• [Given request]: Your copy of the material below should match it exactly, except that it holds no pictures.

§

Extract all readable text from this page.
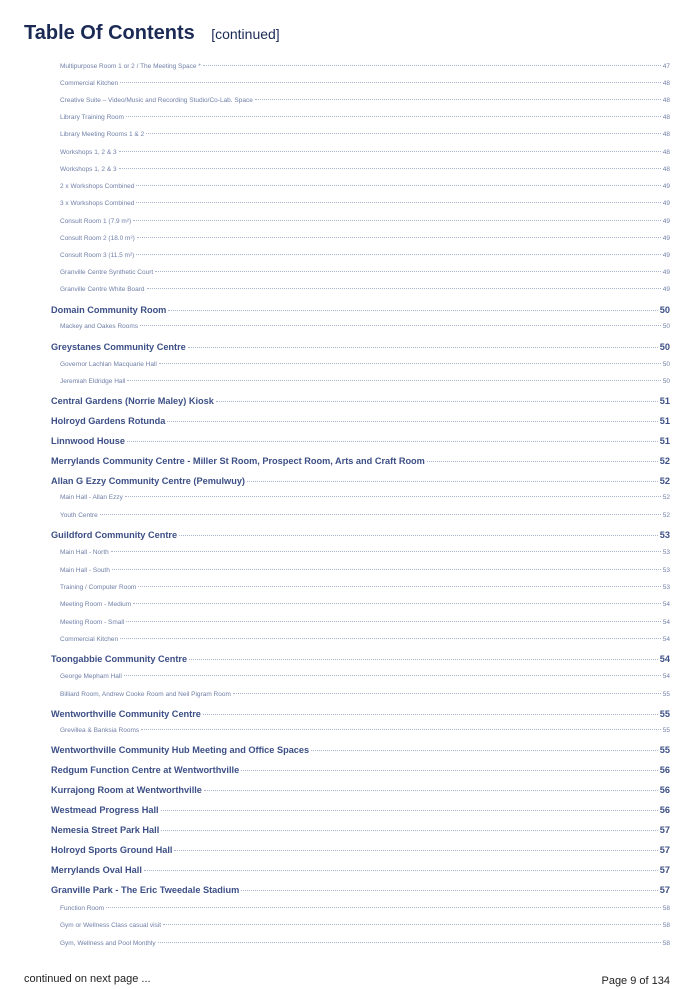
Table Of Contents [continued]
Multipurpose Room 1 or 2 / The Meeting Space *	47
Commercial Kitchen	48
Creative Suite – Video/Music and Recording Studio/Co-Lab. Space	48
Library Training Room	48
Library Meeting Rooms 1 & 2	48
Workshops 1, 2 & 3	48
Workshops 1, 2 & 3	48
2 x Workshops Combined	49
3 x Workshops Combined	49
Consult Room 1 (7.9 m²)	49
Consult Room 2 (18.0 m²)	49
Consult Room 3 (11.5 m²)	49
Granville Centre Synthetic Court	49
Granville Centre White Board	49
Domain Community Room	50
Mackey and Oakes Rooms	50
Greystanes Community Centre	50
Governor Lachlan Macquarie Hall	50
Jeremiah Eldridge Hall	50
Central Gardens (Norrie Maley) Kiosk	51
Holroyd Gardens Rotunda	51
Linnwood House	51
Merrylands Community Centre - Miller St Room, Prospect Room, Arts and Craft Room	52
Allan G Ezzy Community Centre (Pemulwuy)	52
Main Hall - Allan Ezzy	52
Youth Centre	52
Guildford Community Centre	53
Main Hall - North	53
Main Hall - South	53
Training / Computer Room	53
Meeting Room - Medium	54
Meeting Room - Small	54
Commercial Kitchen	54
Toongabbie Community Centre	54
George Mepham Hall	54
Billiard Room, Andrew Cooke Room and Neil Pigram Room	55
Wentworthville Community Centre	55
Grevillea & Banksia Rooms	55
Wentworthville Community Hub Meeting and Office Spaces	55
Redgum Function Centre at Wentworthville	56
Kurrajong Room at Wentworthville	56
Westmead Progress Hall	56
Nemesia Street Park Hall	57
Holroyd Sports Ground Hall	57
Merrylands Oval Hall	57
Granville Park - The Eric Tweedale Stadium	57
Function Room	58
Gym or Wellness Class casual visit	58
Gym, Wellness and Pool Monthly	58
continued on next page ...	Page 9 of 134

§

• [Reply]:
Extract all readable text from this page.
Table Of Contents [continued]
Multipurpose Room 1 or 2 / The Meeting Space *	47
Commercial Kitchen	48
Creative Suite – Video/Music and Recording Studio/Co-Lab. Space	48
Library Training Room	48
Library Meeting Rooms 1 & 2	48
Workshops 1, 2 & 3	48
Workshops 1, 2 & 3	48
2 x Workshops Combined	49
3 x Workshops Combined	49
Consult Room 1 (7.9 m²)	49
Consult Room 2 (18.0 m²)	49
Consult Room 3 (11.5 m²)	49
Granville Centre Synthetic Court	49
Granville Centre White Board	49
Domain Community Room	50
Mackey and Oakes Rooms	50
Greystanes Community Centre	50
Governor Lachlan Macquarie Hall	50
Jeremiah Eldridge Hall	50
Central Gardens (Norrie Maley) Kiosk	51
Holroyd Gardens Rotunda	51
Linnwood House	51
Merrylands Community Centre - Miller St Room, Prospect Room, Arts and Craft Room	52
Allan G Ezzy Community Centre (Pemulwuy)	52
Main Hall - Allan Ezzy	52
Youth Centre	52
Guildford Community Centre	53
Main Hall - North	53
Main Hall - South	53
Training / Computer Room	53
Meeting Room - Medium	54
Meeting Room - Small	54
Commercial Kitchen	54
Toongabbie Community Centre	54
George Mepham Hall	54
Billiard Room, Andrew Cooke Room and Neil Pigram Room	55
Wentworthville Community Centre	55
Grevillea & Banksia Rooms	55
Wentworthville Community Hub Meeting and Office Spaces	55
Redgum Function Centre at Wentworthville	56
Kurrajong Room at Wentworthville	56
Westmead Progress Hall	56
Nemesia Street Park Hall	57
Holroyd Sports Ground Hall	57
Merrylands Oval Hall	57
Granville Park - The Eric Tweedale Stadium	57
Function Room	58
Gym or Wellness Class casual visit	58
Gym, Wellness and Pool Monthly	58
continued on next page ...	Page 9 of 134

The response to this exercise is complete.